### SOURCE MATERIAL
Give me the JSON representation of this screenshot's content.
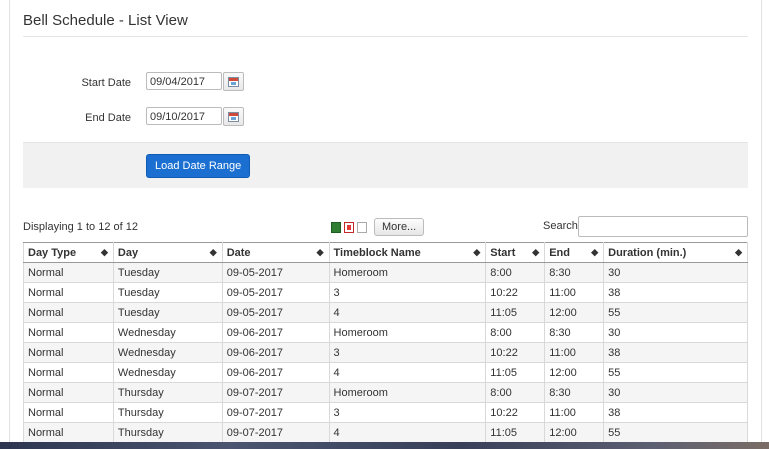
{
  "page": {
    "title": "Bell Schedule - List View"
  },
  "form": {
    "start_label": "Start Date",
    "start_value": "09/04/2017",
    "end_label": "End Date",
    "end_value": "09/10/2017",
    "load_button": "Load Date Range"
  },
  "toolbar": {
    "displaying": "Displaying 1 to 12 of 12",
    "more_label": "More...",
    "search_label": "Search",
    "search_value": ""
  },
  "table": {
    "columns": [
      "Day Type",
      "Day",
      "Date",
      "Timeblock Name",
      "Start",
      "End",
      "Duration (min.)"
    ],
    "rows": [
      [
        "Normal",
        "Tuesday",
        "09-05-2017",
        "Homeroom",
        "8:00",
        "8:30",
        "30"
      ],
      [
        "Normal",
        "Tuesday",
        "09-05-2017",
        "3",
        "10:22",
        "11:00",
        "38"
      ],
      [
        "Normal",
        "Tuesday",
        "09-05-2017",
        "4",
        "11:05",
        "12:00",
        "55"
      ],
      [
        "Normal",
        "Wednesday",
        "09-06-2017",
        "Homeroom",
        "8:00",
        "8:30",
        "30"
      ],
      [
        "Normal",
        "Wednesday",
        "09-06-2017",
        "3",
        "10:22",
        "11:00",
        "38"
      ],
      [
        "Normal",
        "Wednesday",
        "09-06-2017",
        "4",
        "11:05",
        "12:00",
        "55"
      ],
      [
        "Normal",
        "Thursday",
        "09-07-2017",
        "Homeroom",
        "8:00",
        "8:30",
        "30"
      ],
      [
        "Normal",
        "Thursday",
        "09-07-2017",
        "3",
        "10:22",
        "11:00",
        "38"
      ],
      [
        "Normal",
        "Thursday",
        "09-07-2017",
        "4",
        "11:05",
        "12:00",
        "55"
      ]
    ]
  },
  "icons": {
    "calendar": "calendar-icon",
    "excel": "excel-export-icon",
    "pdf": "pdf-export-icon",
    "doc": "document-export-icon",
    "sort": "sort-icon"
  },
  "colors": {
    "accent": "#1a6fd1",
    "stripe": "#f5f5f5"
  }
}
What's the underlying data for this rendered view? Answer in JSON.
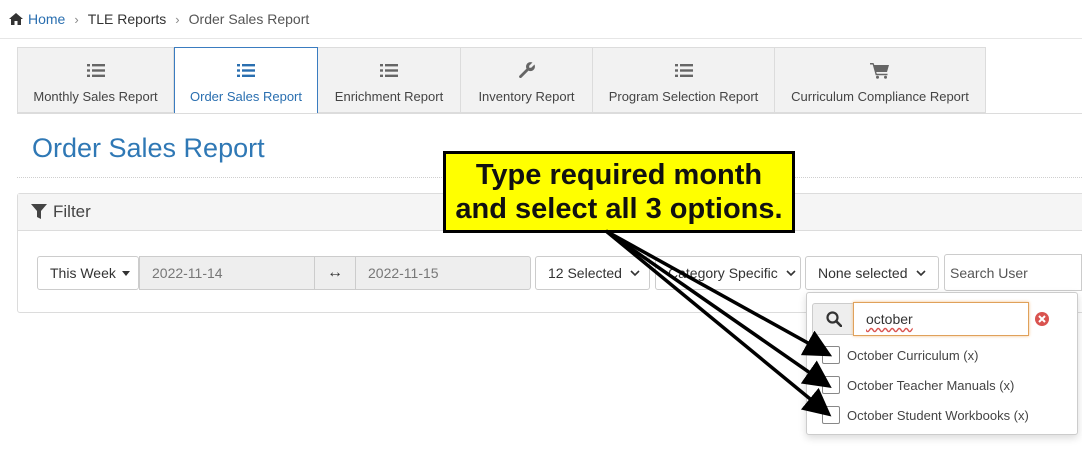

### WHAT TO PRODUCE
Transcribe the records above exactly, omitting every picture they contain.

### FINAL RESULT
Give me the JSON representation of this screenshot's content.
{
  "page": {
    "title": "Bell Schedule - List View"
  },
  "form": {
    "start_label": "Start Date",
    "start_value": "09/04/2017",
    "end_label": "End Date",
    "end_value": "09/10/2017",
    "load_button": "Load Date Range"
  },
  "toolbar": {
    "displaying": "Displaying 1 to 12 of 12",
    "more_label": "More...",
    "search_label": "Search",
    "search_value": ""
  },
  "table": {
    "columns": [
      "Day Type",
      "Day",
      "Date",
      "Timeblock Name",
      "Start",
      "End",
      "Duration (min.)"
    ],
    "rows": [
      [
        "Normal",
        "Tuesday",
        "09-05-2017",
        "Homeroom",
        "8:00",
        "8:30",
        "30"
      ],
      [
        "Normal",
        "Tuesday",
        "09-05-2017",
        "3",
        "10:22",
        "11:00",
        "38"
      ],
      [
        "Normal",
        "Tuesday",
        "09-05-2017",
        "4",
        "11:05",
        "12:00",
        "55"
      ],
      [
        "Normal",
        "Wednesday",
        "09-06-2017",
        "Homeroom",
        "8:00",
        "8:30",
        "30"
      ],
      [
        "Normal",
        "Wednesday",
        "09-06-2017",
        "3",
        "10:22",
        "11:00",
        "38"
      ],
      [
        "Normal",
        "Wednesday",
        "09-06-2017",
        "4",
        "11:05",
        "12:00",
        "55"
      ],
      [
        "Normal",
        "Thursday",
        "09-07-2017",
        "Homeroom",
        "8:00",
        "8:30",
        "30"
      ],
      [
        "Normal",
        "Thursday",
        "09-07-2017",
        "3",
        "10:22",
        "11:00",
        "38"
      ],
      [
        "Normal",
        "Thursday",
        "09-07-2017",
        "4",
        "11:05",
        "12:00",
        "55"
      ]
    ]
  },
  "icons": {
    "calendar": "calendar-icon",
    "excel": "excel-export-icon",
    "pdf": "pdf-export-icon",
    "doc": "document-export-icon",
    "sort": "sort-icon"
  },
  "colors": {
    "accent": "#1a6fd1",
    "stripe": "#f5f5f5"
  }
}
What's the underlying data for this rendered view? Answer in JSON.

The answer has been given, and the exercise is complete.